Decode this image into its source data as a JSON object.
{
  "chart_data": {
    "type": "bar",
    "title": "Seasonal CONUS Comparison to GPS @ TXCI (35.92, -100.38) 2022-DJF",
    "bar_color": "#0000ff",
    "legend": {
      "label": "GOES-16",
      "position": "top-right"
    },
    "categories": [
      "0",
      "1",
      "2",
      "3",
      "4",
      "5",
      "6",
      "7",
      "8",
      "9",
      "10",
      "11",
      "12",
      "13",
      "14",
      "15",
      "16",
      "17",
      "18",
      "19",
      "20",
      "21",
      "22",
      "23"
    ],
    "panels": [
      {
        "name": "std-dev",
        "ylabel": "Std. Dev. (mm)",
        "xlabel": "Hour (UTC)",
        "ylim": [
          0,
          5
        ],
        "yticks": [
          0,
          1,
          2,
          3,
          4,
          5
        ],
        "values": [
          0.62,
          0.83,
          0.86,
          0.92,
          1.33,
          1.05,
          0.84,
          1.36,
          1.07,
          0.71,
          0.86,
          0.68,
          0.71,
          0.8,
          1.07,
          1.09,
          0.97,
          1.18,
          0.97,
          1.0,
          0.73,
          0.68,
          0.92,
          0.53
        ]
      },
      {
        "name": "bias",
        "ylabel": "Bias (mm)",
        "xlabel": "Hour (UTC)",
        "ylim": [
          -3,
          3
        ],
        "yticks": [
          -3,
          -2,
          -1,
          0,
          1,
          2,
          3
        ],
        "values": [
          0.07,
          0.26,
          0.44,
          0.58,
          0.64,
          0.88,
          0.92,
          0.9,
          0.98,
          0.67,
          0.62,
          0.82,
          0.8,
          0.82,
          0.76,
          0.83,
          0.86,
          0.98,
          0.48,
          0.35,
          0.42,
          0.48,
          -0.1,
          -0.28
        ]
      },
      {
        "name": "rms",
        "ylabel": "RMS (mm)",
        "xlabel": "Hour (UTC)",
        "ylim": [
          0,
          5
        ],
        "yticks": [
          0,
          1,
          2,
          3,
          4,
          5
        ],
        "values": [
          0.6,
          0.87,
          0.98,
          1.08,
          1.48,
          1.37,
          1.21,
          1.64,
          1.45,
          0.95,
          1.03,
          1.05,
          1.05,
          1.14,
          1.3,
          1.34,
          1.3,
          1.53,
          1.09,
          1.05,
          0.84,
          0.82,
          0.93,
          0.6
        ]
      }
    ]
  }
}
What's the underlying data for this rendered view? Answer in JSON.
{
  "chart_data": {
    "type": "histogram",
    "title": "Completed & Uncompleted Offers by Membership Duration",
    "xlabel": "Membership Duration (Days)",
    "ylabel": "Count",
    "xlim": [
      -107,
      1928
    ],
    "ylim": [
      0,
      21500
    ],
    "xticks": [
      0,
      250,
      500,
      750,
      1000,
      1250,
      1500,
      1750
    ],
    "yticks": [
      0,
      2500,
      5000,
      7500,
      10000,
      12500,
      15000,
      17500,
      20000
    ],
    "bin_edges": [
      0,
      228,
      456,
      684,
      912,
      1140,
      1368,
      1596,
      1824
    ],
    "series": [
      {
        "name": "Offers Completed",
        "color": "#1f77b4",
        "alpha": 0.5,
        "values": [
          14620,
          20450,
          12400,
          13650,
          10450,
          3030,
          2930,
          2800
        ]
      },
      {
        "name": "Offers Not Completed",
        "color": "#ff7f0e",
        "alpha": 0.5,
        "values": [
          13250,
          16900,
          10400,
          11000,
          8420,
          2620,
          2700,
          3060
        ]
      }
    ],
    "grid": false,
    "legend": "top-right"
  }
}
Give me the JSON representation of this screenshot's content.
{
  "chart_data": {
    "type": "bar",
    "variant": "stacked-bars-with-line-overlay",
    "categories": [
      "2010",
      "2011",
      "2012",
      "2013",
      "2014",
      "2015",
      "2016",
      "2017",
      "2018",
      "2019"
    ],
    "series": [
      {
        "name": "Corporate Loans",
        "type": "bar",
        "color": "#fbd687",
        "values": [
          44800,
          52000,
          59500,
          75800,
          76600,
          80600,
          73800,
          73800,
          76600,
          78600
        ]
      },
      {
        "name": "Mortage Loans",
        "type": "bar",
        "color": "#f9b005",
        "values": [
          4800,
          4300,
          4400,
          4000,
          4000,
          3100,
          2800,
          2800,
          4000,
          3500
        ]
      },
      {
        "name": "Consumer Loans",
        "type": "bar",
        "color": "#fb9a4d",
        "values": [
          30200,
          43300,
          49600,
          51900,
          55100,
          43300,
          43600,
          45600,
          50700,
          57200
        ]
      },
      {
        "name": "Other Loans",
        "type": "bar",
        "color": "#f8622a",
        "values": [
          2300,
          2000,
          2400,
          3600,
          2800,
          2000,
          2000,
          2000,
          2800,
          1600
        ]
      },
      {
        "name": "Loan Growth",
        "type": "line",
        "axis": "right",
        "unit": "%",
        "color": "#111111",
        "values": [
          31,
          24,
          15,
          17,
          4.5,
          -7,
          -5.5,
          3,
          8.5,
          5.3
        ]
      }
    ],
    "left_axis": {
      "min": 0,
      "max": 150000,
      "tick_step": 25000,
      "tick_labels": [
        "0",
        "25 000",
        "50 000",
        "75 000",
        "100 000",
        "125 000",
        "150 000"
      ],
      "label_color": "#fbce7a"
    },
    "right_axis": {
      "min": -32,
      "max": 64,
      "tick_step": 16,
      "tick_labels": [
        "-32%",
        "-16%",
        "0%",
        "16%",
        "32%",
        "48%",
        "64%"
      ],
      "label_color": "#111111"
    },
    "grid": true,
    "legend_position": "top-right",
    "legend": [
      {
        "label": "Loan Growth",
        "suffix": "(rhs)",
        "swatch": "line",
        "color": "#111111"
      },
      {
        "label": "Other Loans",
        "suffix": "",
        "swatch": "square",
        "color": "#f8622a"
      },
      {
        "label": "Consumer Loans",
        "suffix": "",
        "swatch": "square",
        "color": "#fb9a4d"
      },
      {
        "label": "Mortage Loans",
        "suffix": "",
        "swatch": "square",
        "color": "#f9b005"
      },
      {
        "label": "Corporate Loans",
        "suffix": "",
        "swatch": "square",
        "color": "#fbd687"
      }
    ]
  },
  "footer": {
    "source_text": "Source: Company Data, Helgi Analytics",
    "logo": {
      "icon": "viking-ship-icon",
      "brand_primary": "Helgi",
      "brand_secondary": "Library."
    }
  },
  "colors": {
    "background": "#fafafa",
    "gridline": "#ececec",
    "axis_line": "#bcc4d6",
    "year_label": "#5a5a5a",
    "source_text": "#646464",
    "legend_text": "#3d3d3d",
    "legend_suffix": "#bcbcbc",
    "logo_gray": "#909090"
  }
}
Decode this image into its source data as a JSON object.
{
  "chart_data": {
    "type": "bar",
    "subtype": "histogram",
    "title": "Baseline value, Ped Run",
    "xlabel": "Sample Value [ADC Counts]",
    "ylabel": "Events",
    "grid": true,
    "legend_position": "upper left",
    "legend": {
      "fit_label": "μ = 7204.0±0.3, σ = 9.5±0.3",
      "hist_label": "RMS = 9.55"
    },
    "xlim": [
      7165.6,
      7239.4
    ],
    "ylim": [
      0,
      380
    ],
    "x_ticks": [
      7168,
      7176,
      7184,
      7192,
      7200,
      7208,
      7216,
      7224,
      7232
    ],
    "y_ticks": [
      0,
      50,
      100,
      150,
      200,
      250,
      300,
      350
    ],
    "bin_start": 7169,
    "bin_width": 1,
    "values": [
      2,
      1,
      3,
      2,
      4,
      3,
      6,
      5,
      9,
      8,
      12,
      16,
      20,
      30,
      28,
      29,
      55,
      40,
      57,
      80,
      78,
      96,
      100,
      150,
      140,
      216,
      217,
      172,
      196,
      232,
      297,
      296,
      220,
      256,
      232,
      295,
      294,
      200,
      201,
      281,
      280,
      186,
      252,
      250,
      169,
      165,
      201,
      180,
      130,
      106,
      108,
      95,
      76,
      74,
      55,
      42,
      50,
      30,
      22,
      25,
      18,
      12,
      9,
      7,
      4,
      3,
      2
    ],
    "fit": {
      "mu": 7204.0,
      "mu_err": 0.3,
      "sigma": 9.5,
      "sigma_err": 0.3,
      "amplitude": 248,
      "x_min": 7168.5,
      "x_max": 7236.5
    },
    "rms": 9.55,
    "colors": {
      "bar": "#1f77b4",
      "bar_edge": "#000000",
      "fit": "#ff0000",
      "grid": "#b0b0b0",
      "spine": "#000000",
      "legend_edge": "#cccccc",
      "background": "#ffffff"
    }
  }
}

================

→ **Exercise goal**
Count the lines in the records above that contain the word "Membership", and give only that number.

→ **Answer for the task**
2